◆ Do this ◆
Output all of the records exactly as written.

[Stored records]

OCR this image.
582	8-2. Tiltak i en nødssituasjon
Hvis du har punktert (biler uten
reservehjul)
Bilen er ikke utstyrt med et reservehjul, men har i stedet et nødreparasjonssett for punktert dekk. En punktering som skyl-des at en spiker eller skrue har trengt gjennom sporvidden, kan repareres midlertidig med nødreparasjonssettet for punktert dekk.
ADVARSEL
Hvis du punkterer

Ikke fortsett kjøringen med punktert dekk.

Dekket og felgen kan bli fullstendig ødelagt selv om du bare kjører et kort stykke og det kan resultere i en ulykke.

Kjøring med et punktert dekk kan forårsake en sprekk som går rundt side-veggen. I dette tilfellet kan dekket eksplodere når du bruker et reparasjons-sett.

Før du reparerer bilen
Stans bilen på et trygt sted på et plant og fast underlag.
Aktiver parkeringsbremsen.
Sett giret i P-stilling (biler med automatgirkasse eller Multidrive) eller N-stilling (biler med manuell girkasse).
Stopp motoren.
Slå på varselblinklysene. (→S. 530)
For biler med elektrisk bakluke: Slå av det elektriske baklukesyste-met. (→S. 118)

◆ Response to this task ◆
OCR this image.
582	8-2. Tiltak i en nødssituasjon
Hvis du har punktert (biler uten
reservehjul)
Bilen er ikke utstyrt med et reservehjul, men har i stedet et nødreparasjonssett for punktert dekk. En punktering som skyl-des at en spiker eller skrue har trengt gjennom sporvidden, kan repareres midlertidig med nødreparasjonssettet for punktert dekk.
ADVARSEL
Hvis du punkterer

Ikke fortsett kjøringen med punktert dekk.

Dekket og felgen kan bli fullstendig ødelagt selv om du bare kjører et kort stykke og det kan resultere i en ulykke.

Kjøring med et punktert dekk kan forårsake en sprekk som går rundt side-veggen. I dette tilfellet kan dekket eksplodere når du bruker et reparasjons-sett.

Før du reparerer bilen
Stans bilen på et trygt sted på et plant og fast underlag.
Aktiver parkeringsbremsen.
Sett giret i P-stilling (biler med automatgirkasse eller Multidrive) eller N-stilling (biler med manuell girkasse).
Stopp motoren.
Slå på varselblinklysene. (→S. 530)
For biler med elektrisk bakluke: Slå av det elektriske baklukesyste-met. (→S. 118)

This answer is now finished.